BEGIN EXTRACTED MATERIAL

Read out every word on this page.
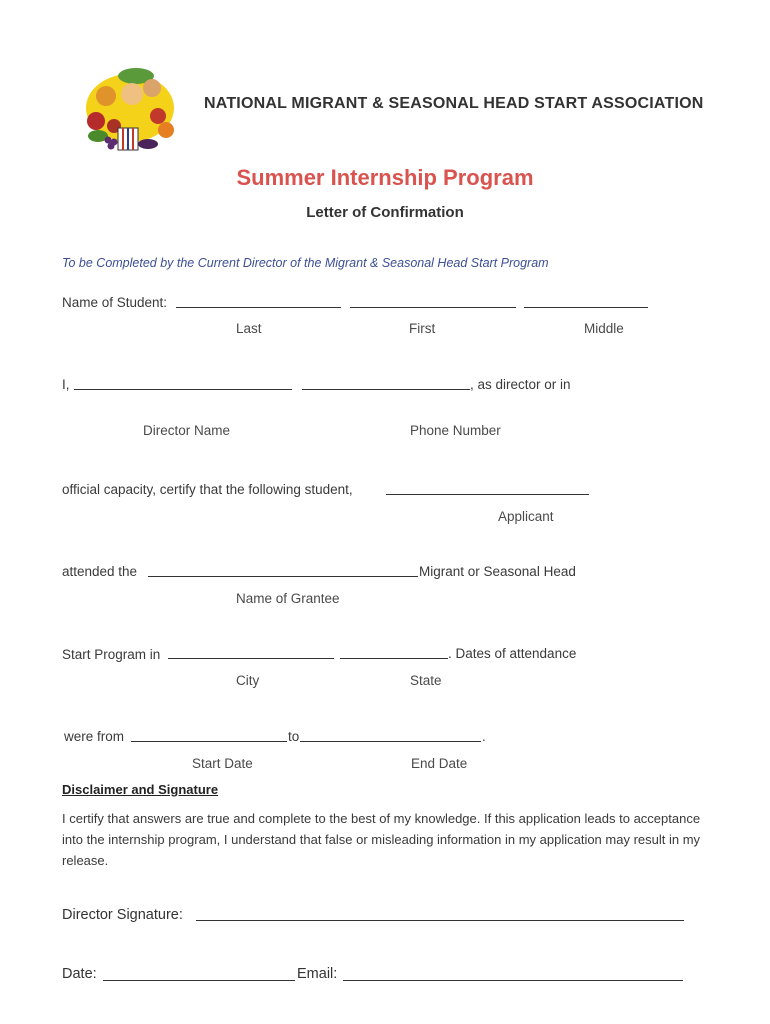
NATIONAL MIGRANT & SEASONAL HEAD START ASSOCIATION
Summer Internship Program
Letter of Confirmation
To be Completed by the Current Director of the Migrant & Seasonal Head Start Program
Name of Student:
Last	First	Middle
I,	, as director or in
Director Name	Phone Number
official capacity, certify that the following student,
Applicant
attended the	Migrant or Seasonal Head
Name of Grantee
Start Program in	. Dates of attendance
City	State
were from	to	.
Start Date	End Date
Disclaimer and Signature
I certify that answers are true and complete to the best of my knowledge. If this application leads to acceptance into the internship program, I understand that false or misleading information in my application may result in my release.
Director Signature:
Date:	Email:
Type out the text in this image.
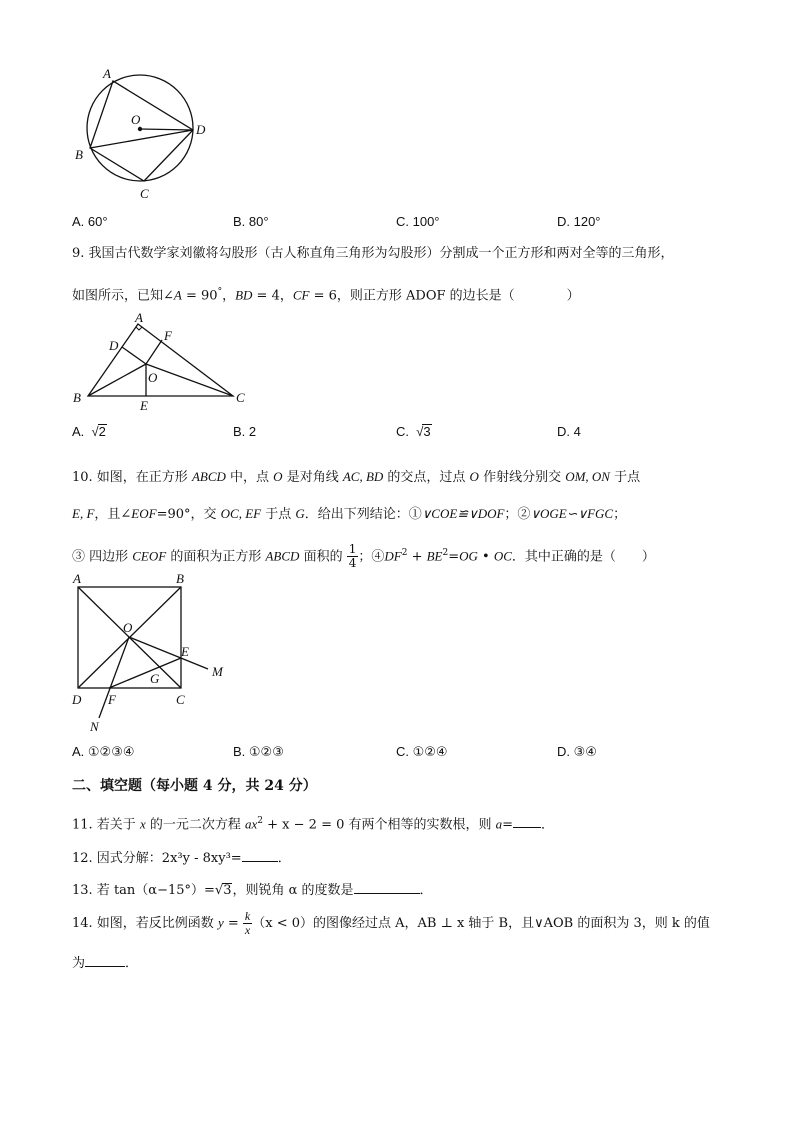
A
O
D
B
C
A. 60°	B. 80°	C. 100°	D. 120°
9. 我国古代数学家刘徽将勾股形（古人称直角三角形为勾股形）分割成一个正方形和两对全等的三角形，
如图所示，已知∠A = 90°，BD = 4，CF = 6，则正方形 ADOF 的边长是（　　　　）
A
D
F
O
B
E
C
A.  √2	B. 2	C.  √3	D. 4
10. 如图，在正方形 ABCD 中，点 O 是对角线 AC, BD 的交点，过点 O 作射线分别交 OM, ON 于点
E, F，且∠EOF=90°，交 OC, EF 于点 G．给出下列结论：①∨COE≌∨DOF；②∨OGE∽∨FGC；
③ 四边形 CEOF 的面积为正方形 ABCD 面积的 $\frac{1}{4}$ ；$④DF^2 + BE^2=OG$ • OC．其中正确的是（　　）
A	B
O
E
M
G
D F	C
N
A. ①②③④	B. ①②③	C. ①②④	D. ③④
二、填空题（每小题 4 分，共 24 分）
11. 若关于 x 的一元二次方程 $ax^2 + x - 2 = 0$ 有两个相等的实数根，则 a= ．
12. 因式分解：2x³y - 8xy³=	．
13. 若 tan（α−15°）=√3，则锐角 α 的度数是	．
14. 如图，若反比例函数 $y = \frac{k}{x} (x < 0)$的图像经过点 A，AB ⊥ x 轴于 B，且∨AOB 的面积为 3，则 k 的值
为	．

END EXTRACTED MATERIAL

PROBLEM TO WORK ON ::
Extract exactly the lines above from the line containing "Type out the text in this image." through the last one, both ends included, but not the pictures.

SOLUTION TO THIS EXERCISE ::
Type out the text in this image.
A
O
D
B
C
A. 60°	B. 80°	C. 100°	D. 120°
9. 我国古代数学家刘徽将勾股形（古人称直角三角形为勾股形）分割成一个正方形和两对全等的三角形，
如图所示，已知∠A = 90°，BD = 4，CF = 6，则正方形 ADOF 的边长是（　　　　）
A
D
F
O
B
E
C
A.  √2	B. 2	C.  √3	D. 4
10. 如图，在正方形 ABCD 中，点 O 是对角线 AC, BD 的交点，过点 O 作射线分别交 OM, ON 于点
E, F，且∠EOF=90°，交 OC, EF 于点 G．给出下列结论：①∨COE≌∨DOF；②∨OGE∽∨FGC；
③ 四边形 CEOF 的面积为正方形 ABCD 面积的 $\frac{1}{4}$ ；$④DF^2 + BE^2=OG$ • OC．其中正确的是（　　）
A	B
O
E
M
G
D F	C
N
A. ①②③④	B. ①②③	C. ①②④	D. ③④
二、填空题（每小题 4 分，共 24 分）
11. 若关于 x 的一元二次方程 $ax^2 + x - 2 = 0$ 有两个相等的实数根，则 a= ．
12. 因式分解：2x³y - 8xy³=	．
13. 若 tan（α−15°）=√3，则锐角 α 的度数是	．
14. 如图，若反比例函数 $y = \frac{k}{x} (x < 0)$的图像经过点 A，AB ⊥ x 轴于 B，且∨AOB 的面积为 3，则 k 的值
为	．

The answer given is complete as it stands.